-- START --
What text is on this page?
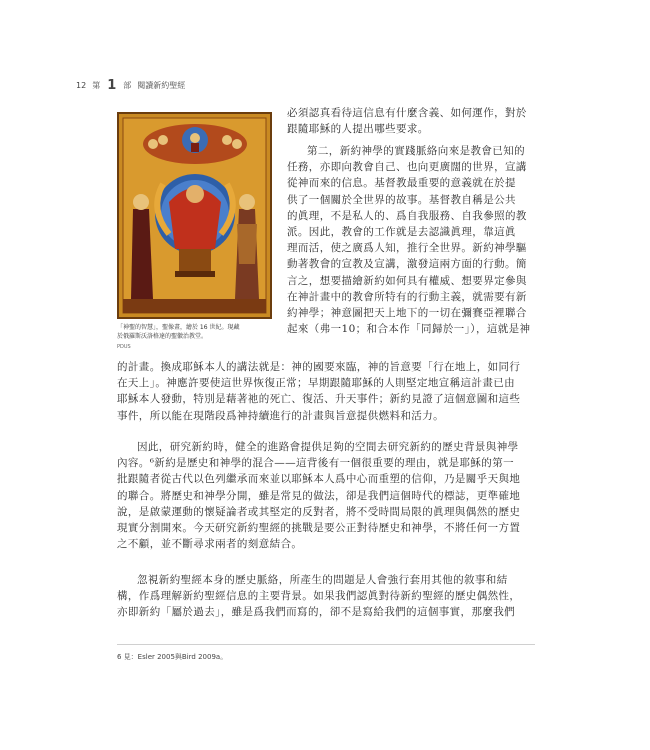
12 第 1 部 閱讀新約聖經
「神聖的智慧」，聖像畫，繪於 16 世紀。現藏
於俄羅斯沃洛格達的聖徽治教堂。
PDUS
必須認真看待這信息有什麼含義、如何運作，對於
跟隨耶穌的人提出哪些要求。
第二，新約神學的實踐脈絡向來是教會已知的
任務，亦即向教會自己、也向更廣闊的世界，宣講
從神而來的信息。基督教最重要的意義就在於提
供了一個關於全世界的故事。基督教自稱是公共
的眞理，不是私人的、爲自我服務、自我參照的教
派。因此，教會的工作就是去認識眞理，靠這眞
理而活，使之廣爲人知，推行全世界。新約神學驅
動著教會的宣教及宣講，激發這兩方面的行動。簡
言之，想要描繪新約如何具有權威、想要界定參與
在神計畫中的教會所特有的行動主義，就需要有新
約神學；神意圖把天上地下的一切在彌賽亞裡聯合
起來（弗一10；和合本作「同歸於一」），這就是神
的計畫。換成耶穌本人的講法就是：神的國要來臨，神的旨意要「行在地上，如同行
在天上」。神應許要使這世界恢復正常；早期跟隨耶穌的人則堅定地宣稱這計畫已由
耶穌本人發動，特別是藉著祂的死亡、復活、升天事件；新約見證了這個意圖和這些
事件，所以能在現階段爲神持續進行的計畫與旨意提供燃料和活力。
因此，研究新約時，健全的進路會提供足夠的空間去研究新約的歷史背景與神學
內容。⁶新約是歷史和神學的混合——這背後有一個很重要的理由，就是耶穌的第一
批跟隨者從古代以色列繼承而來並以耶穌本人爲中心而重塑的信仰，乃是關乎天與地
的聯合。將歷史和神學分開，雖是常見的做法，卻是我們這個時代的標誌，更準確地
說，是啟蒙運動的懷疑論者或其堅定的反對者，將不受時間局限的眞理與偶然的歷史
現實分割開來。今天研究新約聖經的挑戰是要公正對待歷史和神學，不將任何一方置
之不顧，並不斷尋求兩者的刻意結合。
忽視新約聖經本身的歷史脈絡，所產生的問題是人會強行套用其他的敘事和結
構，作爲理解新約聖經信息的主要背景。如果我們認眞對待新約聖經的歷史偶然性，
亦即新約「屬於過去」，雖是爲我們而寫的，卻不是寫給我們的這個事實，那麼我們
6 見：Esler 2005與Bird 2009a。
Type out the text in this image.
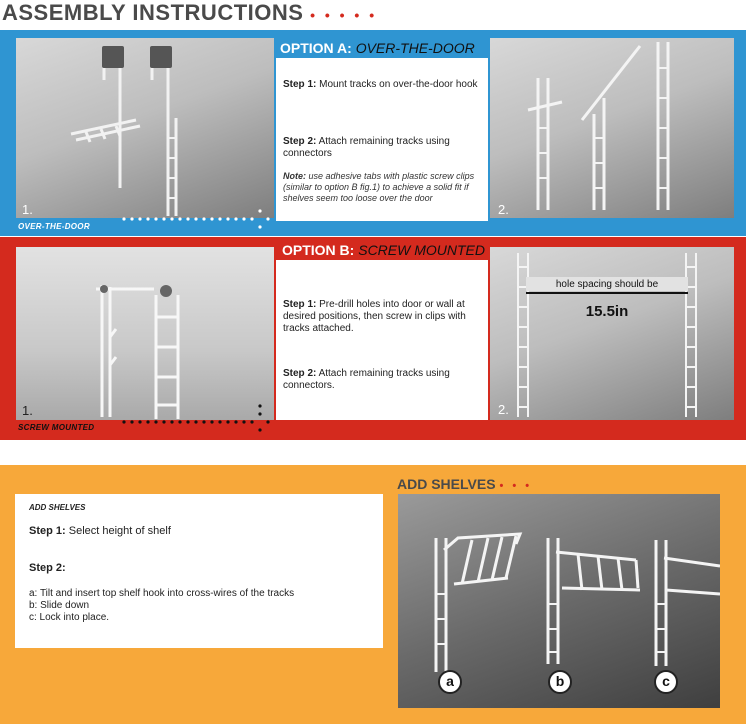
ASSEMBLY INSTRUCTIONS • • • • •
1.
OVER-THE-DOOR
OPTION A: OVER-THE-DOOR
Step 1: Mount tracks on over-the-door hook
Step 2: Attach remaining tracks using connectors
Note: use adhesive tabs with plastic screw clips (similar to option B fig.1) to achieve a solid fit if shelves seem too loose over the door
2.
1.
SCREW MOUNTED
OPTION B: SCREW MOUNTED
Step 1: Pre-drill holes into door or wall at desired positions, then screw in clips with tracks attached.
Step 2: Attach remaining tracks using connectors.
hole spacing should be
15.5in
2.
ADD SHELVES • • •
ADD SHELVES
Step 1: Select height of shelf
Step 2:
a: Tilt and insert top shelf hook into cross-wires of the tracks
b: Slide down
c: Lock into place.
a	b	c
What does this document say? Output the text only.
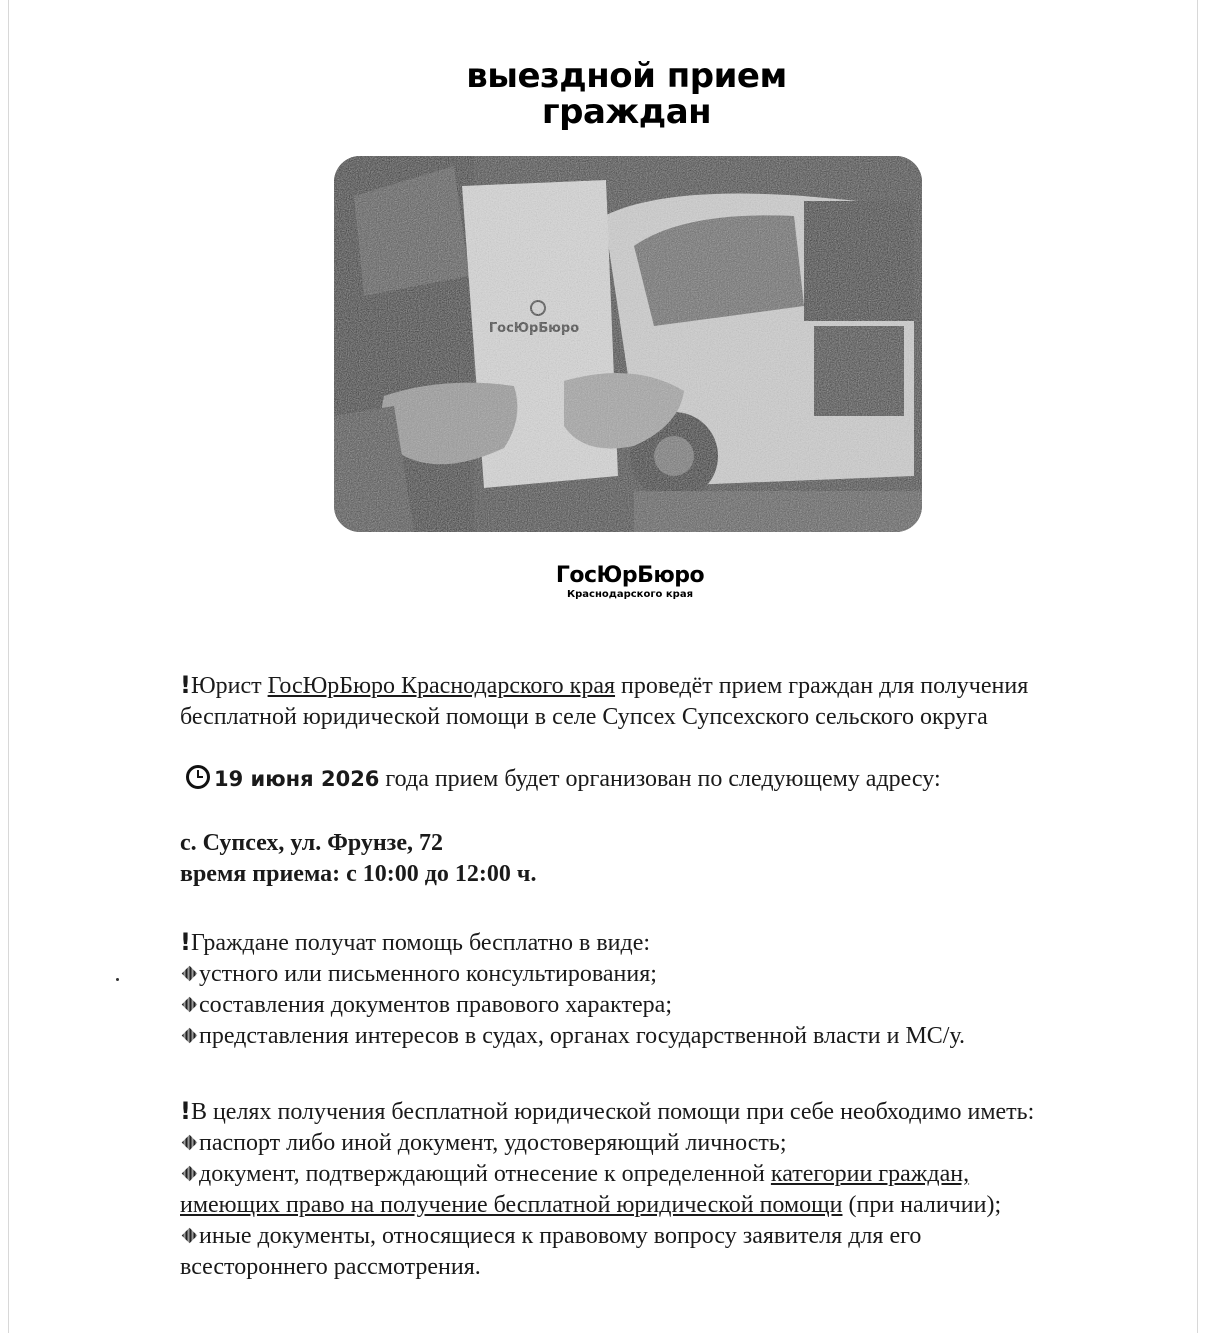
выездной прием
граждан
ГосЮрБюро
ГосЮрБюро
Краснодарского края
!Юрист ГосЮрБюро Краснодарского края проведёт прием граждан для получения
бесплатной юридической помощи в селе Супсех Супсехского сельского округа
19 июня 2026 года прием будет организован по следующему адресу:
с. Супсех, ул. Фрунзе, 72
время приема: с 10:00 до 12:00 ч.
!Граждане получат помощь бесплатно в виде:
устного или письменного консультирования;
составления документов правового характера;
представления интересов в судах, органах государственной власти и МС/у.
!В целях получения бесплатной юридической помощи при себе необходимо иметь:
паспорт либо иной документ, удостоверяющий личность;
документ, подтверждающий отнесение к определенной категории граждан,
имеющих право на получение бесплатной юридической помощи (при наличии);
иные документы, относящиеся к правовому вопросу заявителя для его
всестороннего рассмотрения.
-- END --
From the entries above, copy out every line where the string "Супсех" appears.

▶ **WRITTEN ANSWER**
бесплатной юридической помощи в селе Супсех Супсехского сельского округа
с. Супсех, ул. Фрунзе, 72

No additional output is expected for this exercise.